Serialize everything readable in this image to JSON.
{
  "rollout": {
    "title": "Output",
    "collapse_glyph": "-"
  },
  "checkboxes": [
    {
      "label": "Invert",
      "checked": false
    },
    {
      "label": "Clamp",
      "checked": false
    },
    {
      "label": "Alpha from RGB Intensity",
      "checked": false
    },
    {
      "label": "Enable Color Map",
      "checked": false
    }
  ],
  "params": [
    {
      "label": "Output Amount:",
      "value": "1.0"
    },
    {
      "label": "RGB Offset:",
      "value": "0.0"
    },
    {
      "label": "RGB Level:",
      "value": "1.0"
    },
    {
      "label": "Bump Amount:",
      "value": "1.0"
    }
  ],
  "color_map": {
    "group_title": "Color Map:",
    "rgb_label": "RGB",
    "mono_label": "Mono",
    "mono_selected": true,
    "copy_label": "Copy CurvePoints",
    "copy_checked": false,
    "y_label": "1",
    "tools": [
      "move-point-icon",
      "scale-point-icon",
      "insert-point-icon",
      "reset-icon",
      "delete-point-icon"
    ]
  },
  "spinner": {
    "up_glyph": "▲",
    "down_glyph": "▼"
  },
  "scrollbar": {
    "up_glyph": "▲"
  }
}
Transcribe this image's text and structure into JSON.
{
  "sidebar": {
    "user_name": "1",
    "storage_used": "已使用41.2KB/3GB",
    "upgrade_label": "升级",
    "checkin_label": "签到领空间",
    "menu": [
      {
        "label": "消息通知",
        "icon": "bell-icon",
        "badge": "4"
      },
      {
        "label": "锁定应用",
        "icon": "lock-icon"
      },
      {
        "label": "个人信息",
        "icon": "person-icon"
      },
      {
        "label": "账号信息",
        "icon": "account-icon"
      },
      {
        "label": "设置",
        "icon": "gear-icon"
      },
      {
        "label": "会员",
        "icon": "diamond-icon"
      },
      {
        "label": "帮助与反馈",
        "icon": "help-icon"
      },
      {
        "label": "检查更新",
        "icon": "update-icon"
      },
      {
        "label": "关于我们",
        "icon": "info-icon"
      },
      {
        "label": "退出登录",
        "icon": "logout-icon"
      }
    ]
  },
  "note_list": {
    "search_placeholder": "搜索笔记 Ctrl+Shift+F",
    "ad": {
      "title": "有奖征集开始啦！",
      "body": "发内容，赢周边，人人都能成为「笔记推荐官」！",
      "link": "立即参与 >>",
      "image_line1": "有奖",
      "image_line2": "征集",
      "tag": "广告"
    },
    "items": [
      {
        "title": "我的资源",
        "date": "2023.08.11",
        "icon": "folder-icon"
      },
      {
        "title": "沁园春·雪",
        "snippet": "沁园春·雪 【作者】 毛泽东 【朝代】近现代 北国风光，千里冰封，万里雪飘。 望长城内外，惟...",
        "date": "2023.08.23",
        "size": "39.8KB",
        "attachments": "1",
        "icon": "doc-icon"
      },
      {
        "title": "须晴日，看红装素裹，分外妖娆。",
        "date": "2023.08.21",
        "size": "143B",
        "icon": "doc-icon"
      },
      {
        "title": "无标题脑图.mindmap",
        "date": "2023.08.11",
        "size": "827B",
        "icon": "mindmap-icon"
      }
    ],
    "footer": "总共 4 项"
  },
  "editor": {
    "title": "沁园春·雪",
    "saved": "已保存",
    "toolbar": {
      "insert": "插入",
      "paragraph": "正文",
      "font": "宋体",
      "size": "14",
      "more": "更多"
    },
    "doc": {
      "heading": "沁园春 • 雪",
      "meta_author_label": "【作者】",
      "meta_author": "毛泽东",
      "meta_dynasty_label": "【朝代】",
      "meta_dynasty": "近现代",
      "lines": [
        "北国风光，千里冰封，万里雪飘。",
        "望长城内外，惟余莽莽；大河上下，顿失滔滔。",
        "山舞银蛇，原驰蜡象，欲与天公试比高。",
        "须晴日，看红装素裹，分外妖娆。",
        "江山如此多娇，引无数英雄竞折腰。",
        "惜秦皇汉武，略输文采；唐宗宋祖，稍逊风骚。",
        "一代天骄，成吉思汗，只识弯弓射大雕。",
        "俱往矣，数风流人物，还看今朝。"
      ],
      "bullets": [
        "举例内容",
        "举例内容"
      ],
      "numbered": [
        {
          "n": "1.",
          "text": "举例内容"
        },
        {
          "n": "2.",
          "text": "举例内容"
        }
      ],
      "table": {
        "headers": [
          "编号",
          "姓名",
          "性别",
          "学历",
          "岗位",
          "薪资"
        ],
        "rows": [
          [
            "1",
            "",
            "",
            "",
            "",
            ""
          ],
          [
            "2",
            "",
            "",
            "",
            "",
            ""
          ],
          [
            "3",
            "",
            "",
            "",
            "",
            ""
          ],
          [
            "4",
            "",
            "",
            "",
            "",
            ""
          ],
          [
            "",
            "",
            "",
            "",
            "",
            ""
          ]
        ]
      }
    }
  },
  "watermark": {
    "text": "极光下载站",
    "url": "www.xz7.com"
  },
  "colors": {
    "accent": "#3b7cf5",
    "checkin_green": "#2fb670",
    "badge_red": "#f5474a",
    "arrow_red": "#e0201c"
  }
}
============
-- Work instructions --
Repeat every record, keeping each word and mark exactly as it is.

-- Response to the task --
Serialize everything readable in this image to JSON.
{
  "rollout": {
    "title": "Output",
    "collapse_glyph": "-"
  },
  "checkboxes": [
    {
      "label": "Invert",
      "checked": false
    },
    {
      "label": "Clamp",
      "checked": false
    },
    {
      "label": "Alpha from RGB Intensity",
      "checked": false
    },
    {
      "label": "Enable Color Map",
      "checked": false
    }
  ],
  "params": [
    {
      "label": "Output Amount:",
      "value": "1.0"
    },
    {
      "label": "RGB Offset:",
      "value": "0.0"
    },
    {
      "label": "RGB Level:",
      "value": "1.0"
    },
    {
      "label": "Bump Amount:",
      "value": "1.0"
    }
  ],
  "color_map": {
    "group_title": "Color Map:",
    "rgb_label": "RGB",
    "mono_label": "Mono",
    "mono_selected": true,
    "copy_label": "Copy CurvePoints",
    "copy_checked": false,
    "y_label": "1",
    "tools": [
      "move-point-icon",
      "scale-point-icon",
      "insert-point-icon",
      "reset-icon",
      "delete-point-icon"
    ]
  },
  "spinner": {
    "up_glyph": "▲",
    "down_glyph": "▼"
  },
  "scrollbar": {
    "up_glyph": "▲"
  }
}
Transcribe this image's text and structure into JSON.
{
  "sidebar": {
    "user_name": "1",
    "storage_used": "已使用41.2KB/3GB",
    "upgrade_label": "升级",
    "checkin_label": "签到领空间",
    "menu": [
      {
        "label": "消息通知",
        "icon": "bell-icon",
        "badge": "4"
      },
      {
        "label": "锁定应用",
        "icon": "lock-icon"
      },
      {
        "label": "个人信息",
        "icon": "person-icon"
      },
      {
        "label": "账号信息",
        "icon": "account-icon"
      },
      {
        "label": "设置",
        "icon": "gear-icon"
      },
      {
        "label": "会员",
        "icon": "diamond-icon"
      },
      {
        "label": "帮助与反馈",
        "icon": "help-icon"
      },
      {
        "label": "检查更新",
        "icon": "update-icon"
      },
      {
        "label": "关于我们",
        "icon": "info-icon"
      },
      {
        "label": "退出登录",
        "icon": "logout-icon"
      }
    ]
  },
  "note_list": {
    "search_placeholder": "搜索笔记 Ctrl+Shift+F",
    "ad": {
      "title": "有奖征集开始啦！",
      "body": "发内容，赢周边，人人都能成为「笔记推荐官」！",
      "link": "立即参与 >>",
      "image_line1": "有奖",
      "image_line2": "征集",
      "tag": "广告"
    },
    "items": [
      {
        "title": "我的资源",
        "date": "2023.08.11",
        "icon": "folder-icon"
      },
      {
        "title": "沁园春·雪",
        "snippet": "沁园春·雪 【作者】 毛泽东 【朝代】近现代 北国风光，千里冰封，万里雪飘。 望长城内外，惟...",
        "date": "2023.08.23",
        "size": "39.8KB",
        "attachments": "1",
        "icon": "doc-icon"
      },
      {
        "title": "须晴日，看红装素裹，分外妖娆。",
        "date": "2023.08.21",
        "size": "143B",
        "icon": "doc-icon"
      },
      {
        "title": "无标题脑图.mindmap",
        "date": "2023.08.11",
        "size": "827B",
        "icon": "mindmap-icon"
      }
    ],
    "footer": "总共 4 项"
  },
  "editor": {
    "title": "沁园春·雪",
    "saved": "已保存",
    "toolbar": {
      "insert": "插入",
      "paragraph": "正文",
      "font": "宋体",
      "size": "14",
      "more": "更多"
    },
    "doc": {
      "heading": "沁园春 • 雪",
      "meta_author_label": "【作者】",
      "meta_author": "毛泽东",
      "meta_dynasty_label": "【朝代】",
      "meta_dynasty": "近现代",
      "lines": [
        "北国风光，千里冰封，万里雪飘。",
        "望长城内外，惟余莽莽；大河上下，顿失滔滔。",
        "山舞银蛇，原驰蜡象，欲与天公试比高。",
        "须晴日，看红装素裹，分外妖娆。",
        "江山如此多娇，引无数英雄竞折腰。",
        "惜秦皇汉武，略输文采；唐宗宋祖，稍逊风骚。",
        "一代天骄，成吉思汗，只识弯弓射大雕。",
        "俱往矣，数风流人物，还看今朝。"
      ],
      "bullets": [
        "举例内容",
        "举例内容"
      ],
      "numbered": [
        {
          "n": "1.",
          "text": "举例内容"
        },
        {
          "n": "2.",
          "text": "举例内容"
        }
      ],
      "table": {
        "headers": [
          "编号",
          "姓名",
          "性别",
          "学历",
          "岗位",
          "薪资"
        ],
        "rows": [
          [
            "1",
            "",
            "",
            "",
            "",
            ""
          ],
          [
            "2",
            "",
            "",
            "",
            "",
            ""
          ],
          [
            "3",
            "",
            "",
            "",
            "",
            ""
          ],
          [
            "4",
            "",
            "",
            "",
            "",
            ""
          ],
          [
            "",
            "",
            "",
            "",
            "",
            ""
          ]
        ]
      }
    }
  },
  "watermark": {
    "text": "极光下载站",
    "url": "www.xz7.com"
  },
  "colors": {
    "accent": "#3b7cf5",
    "checkin_green": "#2fb670",
    "badge_red": "#f5474a",
    "arrow_red": "#e0201c"
  }
}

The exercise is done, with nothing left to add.